* BEGIN RECORDS FOR THE TASK *

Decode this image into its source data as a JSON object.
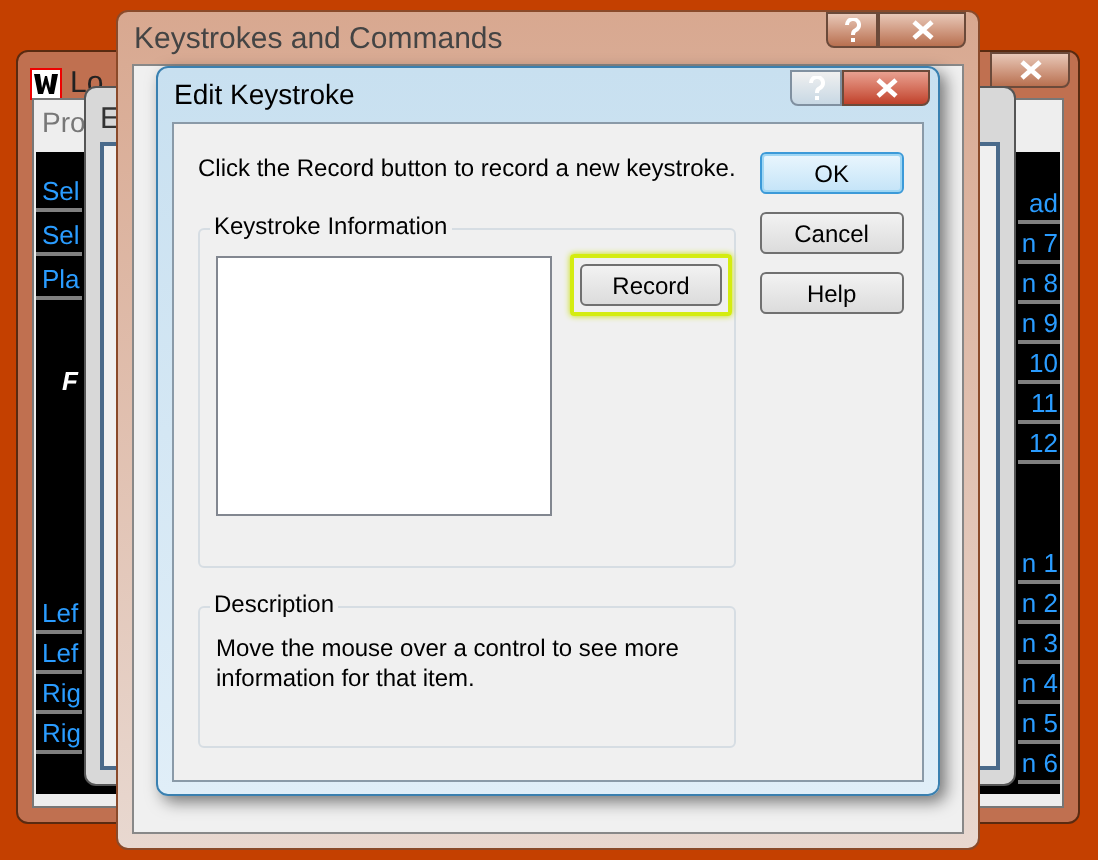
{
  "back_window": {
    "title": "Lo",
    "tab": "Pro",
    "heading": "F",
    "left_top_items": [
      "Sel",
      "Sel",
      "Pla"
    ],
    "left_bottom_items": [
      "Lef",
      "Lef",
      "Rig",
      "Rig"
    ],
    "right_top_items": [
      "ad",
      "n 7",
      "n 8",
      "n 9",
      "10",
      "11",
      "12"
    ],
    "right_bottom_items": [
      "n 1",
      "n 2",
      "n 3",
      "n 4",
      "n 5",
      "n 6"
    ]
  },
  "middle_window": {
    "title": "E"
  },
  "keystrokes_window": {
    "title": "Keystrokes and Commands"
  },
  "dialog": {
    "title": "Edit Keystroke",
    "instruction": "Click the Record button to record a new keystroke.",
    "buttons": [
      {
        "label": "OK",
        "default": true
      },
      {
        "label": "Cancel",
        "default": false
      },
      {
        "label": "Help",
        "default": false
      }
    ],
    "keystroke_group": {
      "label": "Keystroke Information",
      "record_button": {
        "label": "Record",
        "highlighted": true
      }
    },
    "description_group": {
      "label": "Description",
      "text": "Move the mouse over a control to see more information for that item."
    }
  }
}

* END RECORDS FOR THE TASK *

§ DIRECTION
Without the pictures, write out every entry precisely as it appears.

§ ANSWER TO THIS TASK
Decode this image into its source data as a JSON object.
{
  "back_window": {
    "title": "Lo",
    "tab": "Pro",
    "heading": "F",
    "left_top_items": [
      "Sel",
      "Sel",
      "Pla"
    ],
    "left_bottom_items": [
      "Lef",
      "Lef",
      "Rig",
      "Rig"
    ],
    "right_top_items": [
      "ad",
      "n 7",
      "n 8",
      "n 9",
      "10",
      "11",
      "12"
    ],
    "right_bottom_items": [
      "n 1",
      "n 2",
      "n 3",
      "n 4",
      "n 5",
      "n 6"
    ]
  },
  "middle_window": {
    "title": "E"
  },
  "keystrokes_window": {
    "title": "Keystrokes and Commands"
  },
  "dialog": {
    "title": "Edit Keystroke",
    "instruction": "Click the Record button to record a new keystroke.",
    "buttons": [
      {
        "label": "OK",
        "default": true
      },
      {
        "label": "Cancel",
        "default": false
      },
      {
        "label": "Help",
        "default": false
      }
    ],
    "keystroke_group": {
      "label": "Keystroke Information",
      "record_button": {
        "label": "Record",
        "highlighted": true
      }
    },
    "description_group": {
      "label": "Description",
      "text": "Move the mouse over a control to see more information for that item."
    }
  }
}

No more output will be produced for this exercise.